Work instructions
Write out the listing below again, precisely as it is given.

Task inputs

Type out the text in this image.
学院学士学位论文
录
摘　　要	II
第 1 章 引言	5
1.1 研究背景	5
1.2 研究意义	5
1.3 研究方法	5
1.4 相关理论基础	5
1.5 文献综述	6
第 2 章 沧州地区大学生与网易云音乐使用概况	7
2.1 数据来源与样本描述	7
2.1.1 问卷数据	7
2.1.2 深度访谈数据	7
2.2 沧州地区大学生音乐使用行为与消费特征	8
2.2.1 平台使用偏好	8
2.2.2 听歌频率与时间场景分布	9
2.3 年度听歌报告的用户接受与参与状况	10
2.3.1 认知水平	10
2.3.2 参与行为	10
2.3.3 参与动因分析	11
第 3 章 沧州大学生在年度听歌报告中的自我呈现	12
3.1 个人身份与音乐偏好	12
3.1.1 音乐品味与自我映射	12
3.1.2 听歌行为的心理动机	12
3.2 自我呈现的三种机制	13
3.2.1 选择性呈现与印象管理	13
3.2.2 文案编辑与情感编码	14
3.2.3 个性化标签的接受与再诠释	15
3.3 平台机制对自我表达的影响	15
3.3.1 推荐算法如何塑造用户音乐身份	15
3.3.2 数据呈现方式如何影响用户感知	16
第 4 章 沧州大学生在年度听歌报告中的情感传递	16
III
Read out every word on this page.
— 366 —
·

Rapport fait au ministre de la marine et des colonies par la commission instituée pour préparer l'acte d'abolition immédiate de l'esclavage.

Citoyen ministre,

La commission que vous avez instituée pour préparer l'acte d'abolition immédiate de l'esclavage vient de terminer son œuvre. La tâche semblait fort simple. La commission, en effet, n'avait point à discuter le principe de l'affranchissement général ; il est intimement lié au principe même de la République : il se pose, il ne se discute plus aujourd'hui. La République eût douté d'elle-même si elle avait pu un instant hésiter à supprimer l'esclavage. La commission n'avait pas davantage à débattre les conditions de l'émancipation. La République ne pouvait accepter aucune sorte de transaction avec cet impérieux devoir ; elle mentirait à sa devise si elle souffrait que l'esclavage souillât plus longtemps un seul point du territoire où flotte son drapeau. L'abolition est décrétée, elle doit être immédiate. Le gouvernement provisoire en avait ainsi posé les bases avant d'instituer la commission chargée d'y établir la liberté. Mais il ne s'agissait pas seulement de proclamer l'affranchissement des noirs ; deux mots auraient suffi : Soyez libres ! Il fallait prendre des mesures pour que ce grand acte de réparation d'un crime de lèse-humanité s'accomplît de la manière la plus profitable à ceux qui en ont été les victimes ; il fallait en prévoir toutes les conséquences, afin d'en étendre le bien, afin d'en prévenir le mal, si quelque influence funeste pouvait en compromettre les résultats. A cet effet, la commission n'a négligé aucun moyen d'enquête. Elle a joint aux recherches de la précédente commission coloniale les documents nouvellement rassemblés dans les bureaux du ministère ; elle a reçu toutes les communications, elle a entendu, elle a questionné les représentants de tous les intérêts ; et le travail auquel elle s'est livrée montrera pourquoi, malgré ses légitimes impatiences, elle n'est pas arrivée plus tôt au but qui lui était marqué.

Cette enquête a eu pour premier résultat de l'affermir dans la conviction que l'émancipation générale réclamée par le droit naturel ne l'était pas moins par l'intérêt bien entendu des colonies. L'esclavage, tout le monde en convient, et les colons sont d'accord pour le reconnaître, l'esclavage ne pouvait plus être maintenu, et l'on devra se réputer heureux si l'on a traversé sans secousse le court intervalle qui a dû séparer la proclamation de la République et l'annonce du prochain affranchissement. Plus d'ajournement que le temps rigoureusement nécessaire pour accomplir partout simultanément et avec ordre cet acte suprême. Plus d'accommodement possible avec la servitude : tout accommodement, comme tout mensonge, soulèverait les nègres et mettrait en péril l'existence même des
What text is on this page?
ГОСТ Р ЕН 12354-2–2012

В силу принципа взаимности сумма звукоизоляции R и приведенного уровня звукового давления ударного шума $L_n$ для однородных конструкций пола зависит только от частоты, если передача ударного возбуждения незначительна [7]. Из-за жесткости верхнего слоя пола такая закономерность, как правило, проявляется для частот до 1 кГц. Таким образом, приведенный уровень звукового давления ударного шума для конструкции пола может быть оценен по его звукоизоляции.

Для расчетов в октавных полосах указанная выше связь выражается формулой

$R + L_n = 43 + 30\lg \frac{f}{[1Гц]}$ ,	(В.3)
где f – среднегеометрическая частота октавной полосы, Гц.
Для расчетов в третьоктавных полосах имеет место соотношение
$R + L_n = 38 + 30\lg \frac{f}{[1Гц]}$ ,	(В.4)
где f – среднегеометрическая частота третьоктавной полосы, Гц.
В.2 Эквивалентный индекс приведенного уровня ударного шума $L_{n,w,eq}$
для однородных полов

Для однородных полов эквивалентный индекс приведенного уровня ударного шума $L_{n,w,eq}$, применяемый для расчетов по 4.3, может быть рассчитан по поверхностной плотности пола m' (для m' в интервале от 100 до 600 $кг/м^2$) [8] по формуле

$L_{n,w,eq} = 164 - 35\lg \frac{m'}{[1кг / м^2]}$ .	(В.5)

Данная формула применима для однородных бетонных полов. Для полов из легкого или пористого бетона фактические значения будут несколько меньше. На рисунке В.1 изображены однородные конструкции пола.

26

Result
Type out the text in this image.
学院学士学位论文
录
摘　　要	II
第 1 章 引言	5
1.1 研究背景	5
1.2 研究意义	5
1.3 研究方法	5
1.4 相关理论基础	5
1.5 文献综述	6
第 2 章 沧州地区大学生与网易云音乐使用概况	7
2.1 数据来源与样本描述	7
2.1.1 问卷数据	7
2.1.2 深度访谈数据	7
2.2 沧州地区大学生音乐使用行为与消费特征	8
2.2.1 平台使用偏好	8
2.2.2 听歌频率与时间场景分布	9
2.3 年度听歌报告的用户接受与参与状况	10
2.3.1 认知水平	10
2.3.2 参与行为	10
2.3.3 参与动因分析	11
第 3 章 沧州大学生在年度听歌报告中的自我呈现	12
3.1 个人身份与音乐偏好	12
3.1.1 音乐品味与自我映射	12
3.1.2 听歌行为的心理动机	12
3.2 自我呈现的三种机制	13
3.2.1 选择性呈现与印象管理	13
3.2.2 文案编辑与情感编码	14
3.2.3 个性化标签的接受与再诠释	15
3.3 平台机制对自我表达的影响	15
3.3.1 推荐算法如何塑造用户音乐身份	15
3.3.2 数据呈现方式如何影响用户感知	16
第 4 章 沧州大学生在年度听歌报告中的情感传递	16
III
Read out every word on this page.
— 366 —
·

Rapport fait au ministre de la marine et des colonies par la commission instituée pour préparer l'acte d'abolition immédiate de l'esclavage.

Citoyen ministre,

La commission que vous avez instituée pour préparer l'acte d'abolition immédiate de l'esclavage vient de terminer son œuvre. La tâche semblait fort simple. La commission, en effet, n'avait point à discuter le principe de l'affranchissement général ; il est intimement lié au principe même de la République : il se pose, il ne se discute plus aujourd'hui. La République eût douté d'elle-même si elle avait pu un instant hésiter à supprimer l'esclavage. La commission n'avait pas davantage à débattre les conditions de l'émancipation. La République ne pouvait accepter aucune sorte de transaction avec cet impérieux devoir ; elle mentirait à sa devise si elle souffrait que l'esclavage souillât plus longtemps un seul point du territoire où flotte son drapeau. L'abolition est décrétée, elle doit être immédiate. Le gouvernement provisoire en avait ainsi posé les bases avant d'instituer la commission chargée d'y établir la liberté. Mais il ne s'agissait pas seulement de proclamer l'affranchissement des noirs ; deux mots auraient suffi : Soyez libres ! Il fallait prendre des mesures pour que ce grand acte de réparation d'un crime de lèse-humanité s'accomplît de la manière la plus profitable à ceux qui en ont été les victimes ; il fallait en prévoir toutes les conséquences, afin d'en étendre le bien, afin d'en prévenir le mal, si quelque influence funeste pouvait en compromettre les résultats. A cet effet, la commission n'a négligé aucun moyen d'enquête. Elle a joint aux recherches de la précédente commission coloniale les documents nouvellement rassemblés dans les bureaux du ministère ; elle a reçu toutes les communications, elle a entendu, elle a questionné les représentants de tous les intérêts ; et le travail auquel elle s'est livrée montrera pourquoi, malgré ses légitimes impatiences, elle n'est pas arrivée plus tôt au but qui lui était marqué.

Cette enquête a eu pour premier résultat de l'affermir dans la conviction que l'émancipation générale réclamée par le droit naturel ne l'était pas moins par l'intérêt bien entendu des colonies. L'esclavage, tout le monde en convient, et les colons sont d'accord pour le reconnaître, l'esclavage ne pouvait plus être maintenu, et l'on devra se réputer heureux si l'on a traversé sans secousse le court intervalle qui a dû séparer la proclamation de la République et l'annonce du prochain affranchissement. Plus d'ajournement que le temps rigoureusement nécessaire pour accomplir partout simultanément et avec ordre cet acte suprême. Plus d'accommodement possible avec la servitude : tout accommodement, comme tout mensonge, soulèverait les nègres et mettrait en péril l'existence même des
What text is on this page?
ГОСТ Р ЕН 12354-2–2012

В силу принципа взаимности сумма звукоизоляции R и приведенного уровня звукового давления ударного шума $L_n$ для однородных конструкций пола зависит только от частоты, если передача ударного возбуждения незначительна [7]. Из-за жесткости верхнего слоя пола такая закономерность, как правило, проявляется для частот до 1 кГц. Таким образом, приведенный уровень звукового давления ударного шума для конструкции пола может быть оценен по его звукоизоляции.

Для расчетов в октавных полосах указанная выше связь выражается формулой

$R + L_n = 43 + 30\lg \frac{f}{[1Гц]}$ ,	(В.3)
где f – среднегеометрическая частота октавной полосы, Гц.
Для расчетов в третьоктавных полосах имеет место соотношение
$R + L_n = 38 + 30\lg \frac{f}{[1Гц]}$ ,	(В.4)
где f – среднегеометрическая частота третьоктавной полосы, Гц.
В.2 Эквивалентный индекс приведенного уровня ударного шума $L_{n,w,eq}$
для однородных полов

Для однородных полов эквивалентный индекс приведенного уровня ударного шума $L_{n,w,eq}$, применяемый для расчетов по 4.3, может быть рассчитан по поверхностной плотности пола m' (для m' в интервале от 100 до 600 $кг/м^2$) [8] по формуле

$L_{n,w,eq} = 164 - 35\lg \frac{m'}{[1кг / м^2]}$ .	(В.5)

Данная формула применима для однородных бетонных полов. Для полов из легкого или пористого бетона фактические значения будут несколько меньше. На рисунке В.1 изображены однородные конструкции пола.

26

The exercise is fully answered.